**What the task asks:**
Scan the entries below for the word "Sawallisch". Copy each line that has it.

**Records for processing:**

***

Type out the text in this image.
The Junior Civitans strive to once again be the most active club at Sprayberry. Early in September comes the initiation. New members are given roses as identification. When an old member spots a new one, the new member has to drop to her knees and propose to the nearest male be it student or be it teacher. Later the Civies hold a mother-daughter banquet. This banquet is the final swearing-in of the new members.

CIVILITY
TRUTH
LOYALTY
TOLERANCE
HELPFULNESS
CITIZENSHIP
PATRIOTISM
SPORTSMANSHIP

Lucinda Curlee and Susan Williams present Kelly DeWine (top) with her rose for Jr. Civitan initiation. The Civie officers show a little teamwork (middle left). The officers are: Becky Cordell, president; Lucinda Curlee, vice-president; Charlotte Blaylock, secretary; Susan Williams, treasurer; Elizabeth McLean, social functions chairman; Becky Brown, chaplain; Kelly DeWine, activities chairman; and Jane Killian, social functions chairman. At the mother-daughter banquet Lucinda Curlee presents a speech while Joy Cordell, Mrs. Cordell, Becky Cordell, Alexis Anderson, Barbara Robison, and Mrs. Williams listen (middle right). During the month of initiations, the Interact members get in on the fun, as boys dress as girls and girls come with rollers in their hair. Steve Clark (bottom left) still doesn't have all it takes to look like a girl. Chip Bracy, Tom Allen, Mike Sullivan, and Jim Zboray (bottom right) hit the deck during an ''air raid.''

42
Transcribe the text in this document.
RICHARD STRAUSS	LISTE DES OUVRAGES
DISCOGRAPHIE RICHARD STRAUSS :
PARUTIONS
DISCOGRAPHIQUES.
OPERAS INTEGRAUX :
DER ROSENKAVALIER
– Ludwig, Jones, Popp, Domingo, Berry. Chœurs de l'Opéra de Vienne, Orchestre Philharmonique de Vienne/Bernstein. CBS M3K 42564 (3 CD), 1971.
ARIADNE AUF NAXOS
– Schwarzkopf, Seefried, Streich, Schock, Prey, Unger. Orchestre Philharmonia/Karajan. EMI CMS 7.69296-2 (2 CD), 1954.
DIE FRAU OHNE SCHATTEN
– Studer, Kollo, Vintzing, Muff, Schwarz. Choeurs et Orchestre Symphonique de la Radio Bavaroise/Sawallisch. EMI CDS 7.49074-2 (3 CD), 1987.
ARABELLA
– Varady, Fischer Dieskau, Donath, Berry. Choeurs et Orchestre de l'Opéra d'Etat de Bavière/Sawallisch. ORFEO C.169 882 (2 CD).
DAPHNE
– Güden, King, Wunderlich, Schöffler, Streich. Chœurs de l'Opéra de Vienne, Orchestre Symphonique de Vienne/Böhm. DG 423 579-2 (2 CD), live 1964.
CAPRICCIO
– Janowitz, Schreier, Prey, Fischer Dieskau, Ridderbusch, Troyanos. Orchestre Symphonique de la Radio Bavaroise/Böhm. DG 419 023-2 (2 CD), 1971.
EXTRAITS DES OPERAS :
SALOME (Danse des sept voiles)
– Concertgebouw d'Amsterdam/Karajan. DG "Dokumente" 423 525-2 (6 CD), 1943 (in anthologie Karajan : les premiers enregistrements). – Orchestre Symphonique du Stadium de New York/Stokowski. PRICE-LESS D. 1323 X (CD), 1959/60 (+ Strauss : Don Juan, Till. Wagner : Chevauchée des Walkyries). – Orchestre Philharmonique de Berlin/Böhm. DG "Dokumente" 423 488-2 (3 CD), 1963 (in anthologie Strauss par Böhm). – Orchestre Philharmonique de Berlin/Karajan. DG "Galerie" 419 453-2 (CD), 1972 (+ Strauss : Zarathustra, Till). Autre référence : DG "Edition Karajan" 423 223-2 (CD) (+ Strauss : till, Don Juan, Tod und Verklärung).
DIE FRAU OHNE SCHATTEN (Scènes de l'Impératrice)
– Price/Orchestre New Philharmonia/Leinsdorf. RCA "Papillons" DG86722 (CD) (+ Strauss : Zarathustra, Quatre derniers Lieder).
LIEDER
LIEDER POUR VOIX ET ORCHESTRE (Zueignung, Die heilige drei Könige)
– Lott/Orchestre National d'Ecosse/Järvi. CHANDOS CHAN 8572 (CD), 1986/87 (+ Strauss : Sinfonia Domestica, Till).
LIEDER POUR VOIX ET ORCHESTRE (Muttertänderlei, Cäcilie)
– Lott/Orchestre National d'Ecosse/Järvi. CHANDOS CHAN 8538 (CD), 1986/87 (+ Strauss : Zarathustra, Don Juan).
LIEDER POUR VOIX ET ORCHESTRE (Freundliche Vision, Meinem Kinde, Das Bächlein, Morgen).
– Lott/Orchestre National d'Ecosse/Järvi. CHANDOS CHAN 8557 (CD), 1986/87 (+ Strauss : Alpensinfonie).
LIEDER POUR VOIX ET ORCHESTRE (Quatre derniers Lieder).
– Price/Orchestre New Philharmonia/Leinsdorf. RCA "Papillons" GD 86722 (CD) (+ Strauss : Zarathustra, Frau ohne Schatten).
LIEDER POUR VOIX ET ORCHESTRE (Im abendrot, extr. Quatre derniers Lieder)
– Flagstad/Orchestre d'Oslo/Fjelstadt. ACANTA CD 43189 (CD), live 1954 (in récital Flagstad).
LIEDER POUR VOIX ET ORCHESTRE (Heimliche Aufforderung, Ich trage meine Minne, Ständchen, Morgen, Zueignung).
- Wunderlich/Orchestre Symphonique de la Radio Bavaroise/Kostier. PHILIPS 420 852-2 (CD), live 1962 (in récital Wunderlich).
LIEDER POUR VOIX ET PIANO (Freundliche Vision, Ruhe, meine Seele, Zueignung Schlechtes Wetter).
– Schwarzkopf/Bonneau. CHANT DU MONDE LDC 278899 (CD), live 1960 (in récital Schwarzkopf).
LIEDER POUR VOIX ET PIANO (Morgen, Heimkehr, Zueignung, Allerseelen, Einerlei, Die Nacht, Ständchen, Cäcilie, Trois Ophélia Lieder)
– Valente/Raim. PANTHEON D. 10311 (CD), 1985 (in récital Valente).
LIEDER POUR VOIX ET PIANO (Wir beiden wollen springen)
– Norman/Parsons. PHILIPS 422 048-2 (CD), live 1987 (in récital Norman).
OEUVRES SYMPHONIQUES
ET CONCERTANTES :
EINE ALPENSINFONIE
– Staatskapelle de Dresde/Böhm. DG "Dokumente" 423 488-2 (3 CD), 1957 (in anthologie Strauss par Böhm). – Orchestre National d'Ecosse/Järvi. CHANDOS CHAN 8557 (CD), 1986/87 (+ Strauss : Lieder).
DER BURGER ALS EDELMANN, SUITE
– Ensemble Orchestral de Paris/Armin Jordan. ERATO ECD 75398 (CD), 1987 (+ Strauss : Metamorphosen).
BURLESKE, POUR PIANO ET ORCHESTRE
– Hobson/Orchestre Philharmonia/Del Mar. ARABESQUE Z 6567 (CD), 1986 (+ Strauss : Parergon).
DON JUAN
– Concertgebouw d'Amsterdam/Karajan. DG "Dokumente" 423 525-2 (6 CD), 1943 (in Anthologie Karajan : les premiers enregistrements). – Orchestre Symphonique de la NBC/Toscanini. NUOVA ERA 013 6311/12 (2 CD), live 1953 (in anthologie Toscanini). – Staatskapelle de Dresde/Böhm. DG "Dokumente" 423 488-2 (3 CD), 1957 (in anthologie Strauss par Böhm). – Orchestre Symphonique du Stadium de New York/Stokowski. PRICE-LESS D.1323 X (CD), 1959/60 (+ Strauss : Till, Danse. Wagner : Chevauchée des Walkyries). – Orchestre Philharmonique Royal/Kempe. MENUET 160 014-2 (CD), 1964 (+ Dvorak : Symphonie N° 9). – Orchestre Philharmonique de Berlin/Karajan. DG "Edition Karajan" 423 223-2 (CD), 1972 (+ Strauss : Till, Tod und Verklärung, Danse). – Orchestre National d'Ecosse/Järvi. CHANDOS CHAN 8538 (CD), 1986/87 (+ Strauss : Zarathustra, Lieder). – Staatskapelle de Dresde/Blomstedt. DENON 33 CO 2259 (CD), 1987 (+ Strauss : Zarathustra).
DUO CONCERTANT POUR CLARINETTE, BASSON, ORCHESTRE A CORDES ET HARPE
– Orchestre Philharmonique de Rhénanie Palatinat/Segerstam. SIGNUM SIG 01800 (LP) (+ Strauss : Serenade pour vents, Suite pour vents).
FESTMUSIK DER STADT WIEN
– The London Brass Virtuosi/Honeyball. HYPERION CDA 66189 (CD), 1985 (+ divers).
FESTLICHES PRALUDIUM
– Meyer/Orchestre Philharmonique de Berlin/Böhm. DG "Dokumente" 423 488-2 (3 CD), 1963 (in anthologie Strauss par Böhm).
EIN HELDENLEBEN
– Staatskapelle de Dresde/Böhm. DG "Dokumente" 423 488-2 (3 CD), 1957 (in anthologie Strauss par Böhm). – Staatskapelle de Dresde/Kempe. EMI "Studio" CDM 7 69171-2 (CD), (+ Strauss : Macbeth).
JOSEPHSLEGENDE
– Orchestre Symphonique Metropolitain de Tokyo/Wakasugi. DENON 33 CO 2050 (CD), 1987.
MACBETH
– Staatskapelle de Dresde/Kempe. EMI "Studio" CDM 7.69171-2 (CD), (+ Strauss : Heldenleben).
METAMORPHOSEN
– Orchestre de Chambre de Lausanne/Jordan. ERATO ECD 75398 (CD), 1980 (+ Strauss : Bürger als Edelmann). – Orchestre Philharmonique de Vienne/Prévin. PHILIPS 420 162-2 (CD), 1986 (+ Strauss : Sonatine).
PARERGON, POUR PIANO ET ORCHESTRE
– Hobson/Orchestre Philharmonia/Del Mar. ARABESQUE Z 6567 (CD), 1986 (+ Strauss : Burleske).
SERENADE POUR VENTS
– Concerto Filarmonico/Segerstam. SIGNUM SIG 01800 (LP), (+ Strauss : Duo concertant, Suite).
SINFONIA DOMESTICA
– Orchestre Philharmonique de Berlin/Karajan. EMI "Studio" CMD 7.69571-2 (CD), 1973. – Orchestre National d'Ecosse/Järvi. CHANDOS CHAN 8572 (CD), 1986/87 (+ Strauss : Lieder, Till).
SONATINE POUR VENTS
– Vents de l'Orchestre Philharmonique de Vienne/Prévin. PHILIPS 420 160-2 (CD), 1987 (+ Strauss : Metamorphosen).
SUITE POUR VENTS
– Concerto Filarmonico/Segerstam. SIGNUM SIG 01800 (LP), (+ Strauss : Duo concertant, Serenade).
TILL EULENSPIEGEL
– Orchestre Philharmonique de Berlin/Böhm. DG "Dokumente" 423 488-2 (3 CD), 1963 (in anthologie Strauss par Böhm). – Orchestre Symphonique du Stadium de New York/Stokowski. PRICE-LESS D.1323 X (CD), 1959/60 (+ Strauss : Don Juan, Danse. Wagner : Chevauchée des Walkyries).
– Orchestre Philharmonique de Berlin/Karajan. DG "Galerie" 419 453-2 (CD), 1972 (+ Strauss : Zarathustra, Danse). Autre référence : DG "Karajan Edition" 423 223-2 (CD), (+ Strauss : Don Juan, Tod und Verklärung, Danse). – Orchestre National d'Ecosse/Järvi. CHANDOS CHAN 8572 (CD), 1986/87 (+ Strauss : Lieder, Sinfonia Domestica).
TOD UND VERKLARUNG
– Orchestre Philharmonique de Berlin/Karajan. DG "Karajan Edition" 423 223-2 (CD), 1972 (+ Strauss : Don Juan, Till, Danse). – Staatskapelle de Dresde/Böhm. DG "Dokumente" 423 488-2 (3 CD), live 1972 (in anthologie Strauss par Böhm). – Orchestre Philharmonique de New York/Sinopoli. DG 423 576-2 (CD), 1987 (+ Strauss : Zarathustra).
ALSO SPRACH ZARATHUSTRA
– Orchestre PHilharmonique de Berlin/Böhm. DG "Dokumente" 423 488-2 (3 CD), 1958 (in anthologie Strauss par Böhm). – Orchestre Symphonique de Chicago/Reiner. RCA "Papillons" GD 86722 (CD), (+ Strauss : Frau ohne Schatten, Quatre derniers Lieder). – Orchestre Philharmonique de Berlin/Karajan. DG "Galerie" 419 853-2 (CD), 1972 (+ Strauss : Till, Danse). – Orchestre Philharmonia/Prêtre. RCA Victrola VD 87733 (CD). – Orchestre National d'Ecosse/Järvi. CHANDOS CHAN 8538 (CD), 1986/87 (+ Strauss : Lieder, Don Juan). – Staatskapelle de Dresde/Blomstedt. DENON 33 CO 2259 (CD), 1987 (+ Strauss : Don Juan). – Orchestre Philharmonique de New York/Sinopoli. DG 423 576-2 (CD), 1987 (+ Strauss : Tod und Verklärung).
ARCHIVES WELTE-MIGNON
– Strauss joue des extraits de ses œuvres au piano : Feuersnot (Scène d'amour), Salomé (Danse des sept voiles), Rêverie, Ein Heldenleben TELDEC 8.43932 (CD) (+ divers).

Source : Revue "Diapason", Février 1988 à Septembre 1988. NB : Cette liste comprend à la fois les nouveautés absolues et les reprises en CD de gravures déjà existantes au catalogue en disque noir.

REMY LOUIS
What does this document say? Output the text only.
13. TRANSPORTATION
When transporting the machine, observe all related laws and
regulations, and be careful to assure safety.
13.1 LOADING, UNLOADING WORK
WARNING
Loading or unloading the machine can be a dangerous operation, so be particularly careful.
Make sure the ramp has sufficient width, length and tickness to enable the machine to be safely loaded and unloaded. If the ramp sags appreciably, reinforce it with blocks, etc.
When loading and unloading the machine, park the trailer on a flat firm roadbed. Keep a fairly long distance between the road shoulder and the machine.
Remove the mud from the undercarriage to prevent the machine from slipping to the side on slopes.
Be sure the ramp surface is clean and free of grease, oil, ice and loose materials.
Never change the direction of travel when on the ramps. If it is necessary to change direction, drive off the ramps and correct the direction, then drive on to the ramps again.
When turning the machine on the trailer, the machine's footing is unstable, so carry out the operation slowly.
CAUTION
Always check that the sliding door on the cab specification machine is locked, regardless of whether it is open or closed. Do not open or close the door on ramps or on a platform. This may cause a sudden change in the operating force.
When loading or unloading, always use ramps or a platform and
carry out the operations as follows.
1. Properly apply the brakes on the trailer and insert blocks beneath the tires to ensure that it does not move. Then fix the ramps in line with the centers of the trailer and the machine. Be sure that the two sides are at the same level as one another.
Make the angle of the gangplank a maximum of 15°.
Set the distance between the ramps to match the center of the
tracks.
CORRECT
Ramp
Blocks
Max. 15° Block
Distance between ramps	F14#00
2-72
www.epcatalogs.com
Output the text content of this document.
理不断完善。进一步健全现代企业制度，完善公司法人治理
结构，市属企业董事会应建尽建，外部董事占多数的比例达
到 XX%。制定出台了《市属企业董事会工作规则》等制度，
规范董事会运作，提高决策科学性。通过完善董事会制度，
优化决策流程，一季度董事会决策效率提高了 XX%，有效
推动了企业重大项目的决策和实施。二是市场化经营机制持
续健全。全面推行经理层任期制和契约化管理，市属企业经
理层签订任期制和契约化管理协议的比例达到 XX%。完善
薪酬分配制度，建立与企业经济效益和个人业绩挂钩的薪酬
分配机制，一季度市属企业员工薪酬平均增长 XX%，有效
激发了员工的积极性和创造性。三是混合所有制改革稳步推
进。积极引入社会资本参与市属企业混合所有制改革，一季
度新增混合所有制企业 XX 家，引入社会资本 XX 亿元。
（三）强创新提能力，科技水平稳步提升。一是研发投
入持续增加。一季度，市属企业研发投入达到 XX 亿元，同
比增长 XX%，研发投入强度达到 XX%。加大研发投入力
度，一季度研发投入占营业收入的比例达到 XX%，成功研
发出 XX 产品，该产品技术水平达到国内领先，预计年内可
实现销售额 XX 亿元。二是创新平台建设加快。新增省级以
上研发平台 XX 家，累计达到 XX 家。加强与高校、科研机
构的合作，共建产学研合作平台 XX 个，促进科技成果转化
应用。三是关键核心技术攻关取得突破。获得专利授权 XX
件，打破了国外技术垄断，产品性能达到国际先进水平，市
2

***

**Problem solution:**
– Studer, Kollo, Vintzing, Muff, Schwarz. Choeurs et Orchestre Symphonique de la Radio Bavaroise/Sawallisch. EMI CDS 7.49074-2 (3 CD), 1987.
– Varady, Fischer Dieskau, Donath, Berry. Choeurs et Orchestre de l'Opéra d'Etat de Bavière/Sawallisch. ORFEO C.169 882 (2 CD).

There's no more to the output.